_AIM:_ Pictures in the records should not be copied, but every other part must be repeated exactly.

--- Begin ---

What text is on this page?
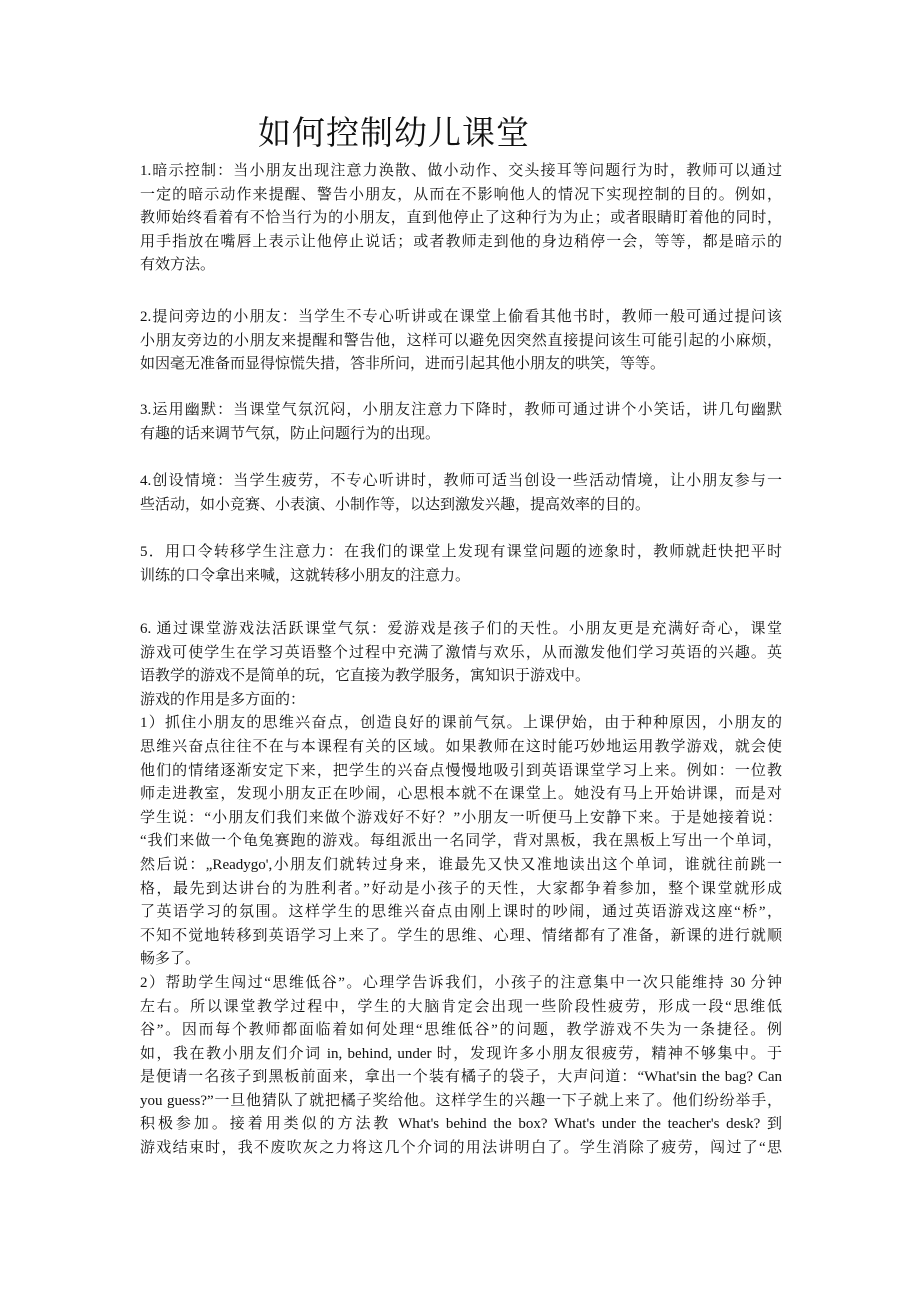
如何控制幼儿课堂
1.暗示控制：当小朋友出现注意力涣散、做小动作、交头接耳等问题行为时，教师可以通过
一定的暗示动作来提醒、警告小朋友，从而在不影响他人的情况下实现控制的目的。例如，
教师始终看着有不恰当行为的小朋友，直到他停止了这种行为为止；或者眼睛盯着他的同时，
用手指放在嘴唇上表示让他停止说话；或者教师走到他的身边稍停一会，等等，都是暗示的
有效方法。
2.提问旁边的小朋友：当学生不专心听讲或在课堂上偷看其他书时，教师一般可通过提问该
小朋友旁边的小朋友来提醒和警告他，这样可以避免因突然直接提问该生可能引起的小麻烦，
如因毫无准备而显得惊慌失措，答非所问，进而引起其他小朋友的哄笑，等等。
3.运用幽默：当课堂气氛沉闷，小朋友注意力下降时，教师可通过讲个小笑话，讲几句幽默
有趣的话来调节气氛，防止问题行为的出现。
4.创设情境：当学生疲劳，不专心听讲时，教师可适当创设一些活动情境，让小朋友参与一
些活动，如小竞赛、小表演、小制作等，以达到激发兴趣，提高效率的目的。
5．用口令转移学生注意力：在我们的课堂上发现有课堂问题的迹象时，教师就赶快把平时
训练的口令拿出来喊，这就转移小朋友的注意力。
6. 通过课堂游戏法活跃课堂气氛：爱游戏是孩子们的天性。小朋友更是充满好奇心，课堂
游戏可使学生在学习英语整个过程中充满了激情与欢乐，从而激发他们学习英语的兴趣。英
语教学的游戏不是简单的玩，它直接为教学服务，寓知识于游戏中。
游戏的作用是多方面的：
1）抓住小朋友的思维兴奋点，创造良好的课前气氛。上课伊始，由于种种原因，小朋友的
思维兴奋点往往不在与本课程有关的区域。如果教师在这时能巧妙地运用教学游戏，就会使
他们的情绪逐渐安定下来，把学生的兴奋点慢慢地吸引到英语课堂学习上来。例如：一位教
师走进教室，发现小朋友正在吵闹，心思根本就不在课堂上。她没有马上开始讲课，而是对
学生说：“小朋友们我们来做个游戏好不好？”小朋友一听便马上安静下来。于是她接着说：
“我们来做一个龟兔赛跑的游戏。每组派出一名同学，背对黑板，我在黑板上写出一个单词，
然后说：„Readygo',小朋友们就转过身来，谁最先又快又准地读出这个单词，谁就往前跳一
格，最先到达讲台的为胜利者。”好动是小孩子的天性，大家都争着参加，整个课堂就形成
了英语学习的氛围。这样学生的思维兴奋点由刚上课时的吵闹，通过英语游戏这座“桥”，
不知不觉地转移到英语学习上来了。学生的思维、心理、情绪都有了准备，新课的进行就顺
畅多了。
2）帮助学生闯过“思维低谷”。心理学告诉我们，小孩子的注意集中一次只能维持 30 分钟
左右。所以课堂教学过程中，学生的大脑肯定会出现一些阶段性疲劳，形成一段“思维低
谷”。因而每个教师都面临着如何处理“思维低谷”的问题，教学游戏不失为一条捷径。例
如，我在教小朋友们介词 in, behind, under 时，发现许多小朋友很疲劳，精神不够集中。于
是便请一名孩子到黑板前面来，拿出一个装有橘子的袋子，大声问道：“What'sin the bag? Can
you guess?”一旦他猜队了就把橘子奖给他。这样学生的兴趣一下子就上来了。他们纷纷举手，
积极参加。接着用类似的方法教 What's behind the box? What's under the teacher's desk? 到
游戏结束时，我不废吹灰之力将这几个介词的用法讲明白了。学生消除了疲劳，闯过了“思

--- End ---

_WRITTEN SOLUTION:_
What text is on this page?
如何控制幼儿课堂
1.暗示控制：当小朋友出现注意力涣散、做小动作、交头接耳等问题行为时，教师可以通过
一定的暗示动作来提醒、警告小朋友，从而在不影响他人的情况下实现控制的目的。例如，
教师始终看着有不恰当行为的小朋友，直到他停止了这种行为为止；或者眼睛盯着他的同时，
用手指放在嘴唇上表示让他停止说话；或者教师走到他的身边稍停一会，等等，都是暗示的
有效方法。
2.提问旁边的小朋友：当学生不专心听讲或在课堂上偷看其他书时，教师一般可通过提问该
小朋友旁边的小朋友来提醒和警告他，这样可以避免因突然直接提问该生可能引起的小麻烦，
如因毫无准备而显得惊慌失措，答非所问，进而引起其他小朋友的哄笑，等等。
3.运用幽默：当课堂气氛沉闷，小朋友注意力下降时，教师可通过讲个小笑话，讲几句幽默
有趣的话来调节气氛，防止问题行为的出现。
4.创设情境：当学生疲劳，不专心听讲时，教师可适当创设一些活动情境，让小朋友参与一
些活动，如小竞赛、小表演、小制作等，以达到激发兴趣，提高效率的目的。
5．用口令转移学生注意力：在我们的课堂上发现有课堂问题的迹象时，教师就赶快把平时
训练的口令拿出来喊，这就转移小朋友的注意力。
6. 通过课堂游戏法活跃课堂气氛：爱游戏是孩子们的天性。小朋友更是充满好奇心，课堂
游戏可使学生在学习英语整个过程中充满了激情与欢乐，从而激发他们学习英语的兴趣。英
语教学的游戏不是简单的玩，它直接为教学服务，寓知识于游戏中。
游戏的作用是多方面的：
1）抓住小朋友的思维兴奋点，创造良好的课前气氛。上课伊始，由于种种原因，小朋友的
思维兴奋点往往不在与本课程有关的区域。如果教师在这时能巧妙地运用教学游戏，就会使
他们的情绪逐渐安定下来，把学生的兴奋点慢慢地吸引到英语课堂学习上来。例如：一位教
师走进教室，发现小朋友正在吵闹，心思根本就不在课堂上。她没有马上开始讲课，而是对
学生说：“小朋友们我们来做个游戏好不好？”小朋友一听便马上安静下来。于是她接着说：
“我们来做一个龟兔赛跑的游戏。每组派出一名同学，背对黑板，我在黑板上写出一个单词，
然后说：„Readygo',小朋友们就转过身来，谁最先又快又准地读出这个单词，谁就往前跳一
格，最先到达讲台的为胜利者。”好动是小孩子的天性，大家都争着参加，整个课堂就形成
了英语学习的氛围。这样学生的思维兴奋点由刚上课时的吵闹，通过英语游戏这座“桥”，
不知不觉地转移到英语学习上来了。学生的思维、心理、情绪都有了准备，新课的进行就顺
畅多了。
2）帮助学生闯过“思维低谷”。心理学告诉我们，小孩子的注意集中一次只能维持 30 分钟
左右。所以课堂教学过程中，学生的大脑肯定会出现一些阶段性疲劳，形成一段“思维低
谷”。因而每个教师都面临着如何处理“思维低谷”的问题，教学游戏不失为一条捷径。例
如，我在教小朋友们介词 in, behind, under 时，发现许多小朋友很疲劳，精神不够集中。于
是便请一名孩子到黑板前面来，拿出一个装有橘子的袋子，大声问道：“What'sin the bag? Can
you guess?”一旦他猜队了就把橘子奖给他。这样学生的兴趣一下子就上来了。他们纷纷举手，
积极参加。接着用类似的方法教 What's behind the box? What's under the teacher's desk? 到
游戏结束时，我不废吹灰之力将这几个介词的用法讲明白了。学生消除了疲劳，闯过了“思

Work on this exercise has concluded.